====== Records shown

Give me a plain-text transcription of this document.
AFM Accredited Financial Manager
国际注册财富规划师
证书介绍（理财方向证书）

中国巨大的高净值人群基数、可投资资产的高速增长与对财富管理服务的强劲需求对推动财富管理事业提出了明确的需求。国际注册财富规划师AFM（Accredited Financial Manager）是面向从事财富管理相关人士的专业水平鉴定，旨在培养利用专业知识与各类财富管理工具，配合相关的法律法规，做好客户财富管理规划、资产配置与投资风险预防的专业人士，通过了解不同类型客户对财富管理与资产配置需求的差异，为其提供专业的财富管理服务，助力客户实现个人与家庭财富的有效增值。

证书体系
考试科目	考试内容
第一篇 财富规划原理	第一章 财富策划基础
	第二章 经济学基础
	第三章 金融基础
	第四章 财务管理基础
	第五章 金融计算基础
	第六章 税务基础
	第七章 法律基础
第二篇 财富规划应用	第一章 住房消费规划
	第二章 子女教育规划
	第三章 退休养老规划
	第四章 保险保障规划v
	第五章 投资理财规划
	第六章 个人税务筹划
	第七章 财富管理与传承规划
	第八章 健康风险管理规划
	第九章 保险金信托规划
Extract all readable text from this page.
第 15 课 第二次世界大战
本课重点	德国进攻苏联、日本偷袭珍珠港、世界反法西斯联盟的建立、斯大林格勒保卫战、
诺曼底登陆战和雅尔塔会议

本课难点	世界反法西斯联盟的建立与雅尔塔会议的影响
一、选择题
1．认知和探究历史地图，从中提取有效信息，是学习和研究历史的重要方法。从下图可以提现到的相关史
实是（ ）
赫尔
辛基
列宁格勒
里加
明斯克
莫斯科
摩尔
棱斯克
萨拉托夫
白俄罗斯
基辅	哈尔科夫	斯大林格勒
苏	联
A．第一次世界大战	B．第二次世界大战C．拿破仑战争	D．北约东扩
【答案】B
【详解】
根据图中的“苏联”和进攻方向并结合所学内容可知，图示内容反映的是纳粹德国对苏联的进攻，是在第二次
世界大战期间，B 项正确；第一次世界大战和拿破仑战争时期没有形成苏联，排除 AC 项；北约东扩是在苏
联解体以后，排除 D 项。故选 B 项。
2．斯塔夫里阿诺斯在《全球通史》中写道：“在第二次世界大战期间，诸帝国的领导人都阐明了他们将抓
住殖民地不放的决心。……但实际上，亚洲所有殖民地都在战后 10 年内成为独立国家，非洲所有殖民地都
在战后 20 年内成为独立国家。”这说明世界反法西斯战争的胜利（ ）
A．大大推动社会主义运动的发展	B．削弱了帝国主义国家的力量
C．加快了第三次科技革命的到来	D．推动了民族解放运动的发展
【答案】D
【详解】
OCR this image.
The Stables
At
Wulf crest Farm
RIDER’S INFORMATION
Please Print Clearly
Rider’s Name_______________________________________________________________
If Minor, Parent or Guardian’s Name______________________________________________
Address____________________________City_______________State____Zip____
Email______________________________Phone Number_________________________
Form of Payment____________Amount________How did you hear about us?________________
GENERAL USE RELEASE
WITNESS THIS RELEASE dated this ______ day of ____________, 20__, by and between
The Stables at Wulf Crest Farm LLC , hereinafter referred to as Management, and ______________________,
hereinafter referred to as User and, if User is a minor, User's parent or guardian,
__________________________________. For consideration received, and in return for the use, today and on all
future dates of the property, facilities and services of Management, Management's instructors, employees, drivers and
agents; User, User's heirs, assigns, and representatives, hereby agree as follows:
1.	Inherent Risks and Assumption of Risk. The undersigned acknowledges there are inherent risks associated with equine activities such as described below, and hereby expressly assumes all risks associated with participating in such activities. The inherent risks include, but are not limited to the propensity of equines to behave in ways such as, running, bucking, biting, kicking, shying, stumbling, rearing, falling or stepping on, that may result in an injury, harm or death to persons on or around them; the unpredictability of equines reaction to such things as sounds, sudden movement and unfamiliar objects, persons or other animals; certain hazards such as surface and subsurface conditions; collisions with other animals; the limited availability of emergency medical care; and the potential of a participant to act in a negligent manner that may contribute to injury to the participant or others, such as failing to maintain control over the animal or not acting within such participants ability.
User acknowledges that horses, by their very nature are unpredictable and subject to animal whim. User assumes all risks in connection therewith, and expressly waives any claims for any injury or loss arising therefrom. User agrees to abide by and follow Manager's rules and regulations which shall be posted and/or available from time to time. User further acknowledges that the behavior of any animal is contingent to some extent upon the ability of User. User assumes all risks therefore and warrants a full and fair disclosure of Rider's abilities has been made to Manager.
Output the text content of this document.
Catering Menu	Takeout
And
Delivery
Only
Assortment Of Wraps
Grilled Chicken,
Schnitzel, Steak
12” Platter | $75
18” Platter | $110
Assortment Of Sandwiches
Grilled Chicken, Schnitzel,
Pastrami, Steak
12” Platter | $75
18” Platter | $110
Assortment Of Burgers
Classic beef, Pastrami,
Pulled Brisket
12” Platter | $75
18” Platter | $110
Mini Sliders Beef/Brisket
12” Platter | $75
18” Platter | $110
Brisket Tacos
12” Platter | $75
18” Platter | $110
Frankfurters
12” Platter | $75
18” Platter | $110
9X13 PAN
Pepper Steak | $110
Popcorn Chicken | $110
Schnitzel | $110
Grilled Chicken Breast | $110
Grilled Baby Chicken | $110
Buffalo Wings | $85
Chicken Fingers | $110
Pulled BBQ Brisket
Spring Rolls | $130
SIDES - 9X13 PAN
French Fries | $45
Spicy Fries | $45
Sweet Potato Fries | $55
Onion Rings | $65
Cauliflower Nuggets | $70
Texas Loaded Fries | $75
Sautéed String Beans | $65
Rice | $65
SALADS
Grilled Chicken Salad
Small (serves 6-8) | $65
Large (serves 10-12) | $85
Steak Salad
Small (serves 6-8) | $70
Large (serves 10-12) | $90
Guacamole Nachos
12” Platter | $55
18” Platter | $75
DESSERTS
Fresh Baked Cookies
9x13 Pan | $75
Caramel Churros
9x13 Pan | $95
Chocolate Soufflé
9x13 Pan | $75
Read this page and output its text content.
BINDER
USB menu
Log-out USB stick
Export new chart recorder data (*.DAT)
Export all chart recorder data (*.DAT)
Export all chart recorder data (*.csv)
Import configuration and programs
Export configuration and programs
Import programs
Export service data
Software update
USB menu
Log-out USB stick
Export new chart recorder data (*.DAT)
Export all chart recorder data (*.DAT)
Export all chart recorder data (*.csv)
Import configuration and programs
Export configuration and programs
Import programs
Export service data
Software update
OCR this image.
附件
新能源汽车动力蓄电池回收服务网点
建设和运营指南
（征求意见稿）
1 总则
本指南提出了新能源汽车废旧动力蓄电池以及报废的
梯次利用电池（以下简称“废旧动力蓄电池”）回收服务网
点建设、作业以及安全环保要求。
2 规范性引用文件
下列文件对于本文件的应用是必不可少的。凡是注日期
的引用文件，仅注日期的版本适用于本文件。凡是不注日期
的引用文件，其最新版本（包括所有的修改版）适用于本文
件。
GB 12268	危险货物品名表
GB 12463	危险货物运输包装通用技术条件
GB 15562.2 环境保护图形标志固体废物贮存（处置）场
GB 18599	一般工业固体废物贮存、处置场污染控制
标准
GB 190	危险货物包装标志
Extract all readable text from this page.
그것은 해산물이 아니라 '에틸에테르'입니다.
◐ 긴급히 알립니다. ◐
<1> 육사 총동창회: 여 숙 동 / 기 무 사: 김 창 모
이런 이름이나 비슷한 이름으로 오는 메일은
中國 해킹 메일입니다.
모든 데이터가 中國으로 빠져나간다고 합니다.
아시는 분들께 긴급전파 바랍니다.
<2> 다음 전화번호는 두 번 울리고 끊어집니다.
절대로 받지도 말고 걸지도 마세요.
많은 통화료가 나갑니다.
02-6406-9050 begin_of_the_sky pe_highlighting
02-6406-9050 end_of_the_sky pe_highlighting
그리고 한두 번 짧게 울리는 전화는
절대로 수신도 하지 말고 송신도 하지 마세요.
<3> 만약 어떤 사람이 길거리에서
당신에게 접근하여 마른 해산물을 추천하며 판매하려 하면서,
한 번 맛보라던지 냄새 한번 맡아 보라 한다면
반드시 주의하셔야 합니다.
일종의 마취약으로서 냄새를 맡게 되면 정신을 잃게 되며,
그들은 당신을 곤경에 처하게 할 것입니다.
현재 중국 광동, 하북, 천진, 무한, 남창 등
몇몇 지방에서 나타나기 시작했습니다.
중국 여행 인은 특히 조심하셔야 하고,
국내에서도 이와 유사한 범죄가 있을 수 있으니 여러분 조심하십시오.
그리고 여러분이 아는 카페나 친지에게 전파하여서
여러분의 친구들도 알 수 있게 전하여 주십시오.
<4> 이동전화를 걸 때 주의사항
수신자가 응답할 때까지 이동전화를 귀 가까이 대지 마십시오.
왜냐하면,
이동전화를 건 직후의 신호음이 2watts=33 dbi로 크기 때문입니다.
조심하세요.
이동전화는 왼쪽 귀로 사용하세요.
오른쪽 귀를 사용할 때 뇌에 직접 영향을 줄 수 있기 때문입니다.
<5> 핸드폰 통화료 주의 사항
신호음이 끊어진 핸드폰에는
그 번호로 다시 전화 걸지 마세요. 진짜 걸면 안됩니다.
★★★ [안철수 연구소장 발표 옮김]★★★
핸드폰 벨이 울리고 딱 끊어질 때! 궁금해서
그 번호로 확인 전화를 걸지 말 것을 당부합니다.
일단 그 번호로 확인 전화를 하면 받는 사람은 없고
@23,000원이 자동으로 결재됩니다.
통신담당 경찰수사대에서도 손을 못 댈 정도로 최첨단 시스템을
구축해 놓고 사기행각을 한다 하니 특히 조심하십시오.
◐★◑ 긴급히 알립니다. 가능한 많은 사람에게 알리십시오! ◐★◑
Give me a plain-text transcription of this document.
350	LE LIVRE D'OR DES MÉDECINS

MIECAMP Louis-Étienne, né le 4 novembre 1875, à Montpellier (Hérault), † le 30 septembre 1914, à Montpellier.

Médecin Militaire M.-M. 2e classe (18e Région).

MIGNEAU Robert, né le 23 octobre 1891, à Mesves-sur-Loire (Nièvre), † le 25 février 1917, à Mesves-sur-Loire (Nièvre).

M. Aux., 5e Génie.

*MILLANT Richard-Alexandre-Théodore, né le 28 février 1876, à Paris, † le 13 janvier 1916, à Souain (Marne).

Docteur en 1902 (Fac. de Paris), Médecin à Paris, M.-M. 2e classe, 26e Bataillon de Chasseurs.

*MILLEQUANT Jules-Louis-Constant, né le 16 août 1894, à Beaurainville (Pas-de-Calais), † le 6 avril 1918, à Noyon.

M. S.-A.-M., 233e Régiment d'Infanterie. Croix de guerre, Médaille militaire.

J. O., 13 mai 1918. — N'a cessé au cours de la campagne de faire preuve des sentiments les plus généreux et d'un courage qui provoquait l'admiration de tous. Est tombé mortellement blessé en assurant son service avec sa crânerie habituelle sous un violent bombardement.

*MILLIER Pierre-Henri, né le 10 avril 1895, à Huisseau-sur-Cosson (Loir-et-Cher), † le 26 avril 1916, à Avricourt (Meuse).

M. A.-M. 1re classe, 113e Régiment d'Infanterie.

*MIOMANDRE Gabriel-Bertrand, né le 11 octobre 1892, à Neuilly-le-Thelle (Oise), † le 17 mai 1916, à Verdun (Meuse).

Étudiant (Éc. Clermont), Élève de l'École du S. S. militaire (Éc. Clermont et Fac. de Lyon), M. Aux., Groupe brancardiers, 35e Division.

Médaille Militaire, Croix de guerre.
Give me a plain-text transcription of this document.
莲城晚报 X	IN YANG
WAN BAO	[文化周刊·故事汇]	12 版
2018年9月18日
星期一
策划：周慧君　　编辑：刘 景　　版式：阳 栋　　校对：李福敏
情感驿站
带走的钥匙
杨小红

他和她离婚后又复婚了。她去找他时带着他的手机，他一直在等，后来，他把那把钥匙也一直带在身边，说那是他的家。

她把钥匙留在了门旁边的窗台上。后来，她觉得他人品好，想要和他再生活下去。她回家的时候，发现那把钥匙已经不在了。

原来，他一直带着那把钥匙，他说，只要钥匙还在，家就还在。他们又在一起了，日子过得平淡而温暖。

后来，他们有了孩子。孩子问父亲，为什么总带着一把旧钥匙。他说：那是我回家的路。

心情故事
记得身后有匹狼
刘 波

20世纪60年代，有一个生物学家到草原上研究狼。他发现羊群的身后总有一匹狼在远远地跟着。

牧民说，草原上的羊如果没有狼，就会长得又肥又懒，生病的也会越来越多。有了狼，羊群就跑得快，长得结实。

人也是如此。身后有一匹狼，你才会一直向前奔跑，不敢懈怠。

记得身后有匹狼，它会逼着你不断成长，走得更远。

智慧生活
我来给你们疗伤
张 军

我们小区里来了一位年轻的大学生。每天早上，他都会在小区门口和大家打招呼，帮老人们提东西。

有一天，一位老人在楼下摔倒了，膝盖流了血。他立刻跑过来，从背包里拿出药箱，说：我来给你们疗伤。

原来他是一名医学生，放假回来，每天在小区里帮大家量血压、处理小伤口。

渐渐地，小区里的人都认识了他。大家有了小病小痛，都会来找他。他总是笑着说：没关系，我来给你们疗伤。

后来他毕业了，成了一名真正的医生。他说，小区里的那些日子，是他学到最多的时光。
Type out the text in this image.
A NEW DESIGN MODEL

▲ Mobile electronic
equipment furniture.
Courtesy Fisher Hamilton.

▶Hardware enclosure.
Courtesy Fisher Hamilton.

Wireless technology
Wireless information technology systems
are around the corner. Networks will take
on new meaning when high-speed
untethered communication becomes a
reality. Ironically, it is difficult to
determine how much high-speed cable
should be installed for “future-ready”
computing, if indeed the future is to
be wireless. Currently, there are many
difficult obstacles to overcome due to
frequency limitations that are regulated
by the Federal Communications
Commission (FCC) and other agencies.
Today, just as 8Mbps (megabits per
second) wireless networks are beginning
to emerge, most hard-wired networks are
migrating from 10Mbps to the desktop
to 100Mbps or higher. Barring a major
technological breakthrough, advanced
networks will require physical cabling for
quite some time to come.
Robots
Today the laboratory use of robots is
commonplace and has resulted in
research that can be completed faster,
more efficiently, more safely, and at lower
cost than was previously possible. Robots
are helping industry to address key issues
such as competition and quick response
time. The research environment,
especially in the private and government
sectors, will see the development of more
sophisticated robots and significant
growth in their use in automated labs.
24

============

Lines containing the word "assumes" must all be returned from the material above.

1.	Inherent Risks and Assumption of Risk. The undersigned acknowledges there are inherent risks associated with equine activities such as described below, and hereby expressly assumes all risks associated with participating in such activities. The inherent risks include, but are not limited to the propensity of equines to behave in ways such as, running, bucking, biting, kicking, shying, stumbling, rearing, falling or stepping on, that may result in an injury, harm or death to persons on or around them; the unpredictability of equines reaction to such things as sounds, sudden movement and unfamiliar objects, persons or other animals; certain hazards such as surface and subsurface conditions; collisions with other animals; the limited availability of emergency medical care; and the potential of a participant to act in a negligent manner that may contribute to injury to the participant or others, such as failing to maintain control over the animal or not acting within such participants ability.
User acknowledges that horses, by their very nature are unpredictable and subject to animal whim. User assumes all risks in connection therewith, and expressly waives any claims for any injury or loss arising therefrom. User agrees to abide by and follow Manager's rules and regulations which shall be posted and/or available from time to time. User further acknowledges that the behavior of any animal is contingent to some extent upon the ability of User. User assumes all risks therefore and warrants a full and fair disclosure of Rider's abilities has been made to Manager.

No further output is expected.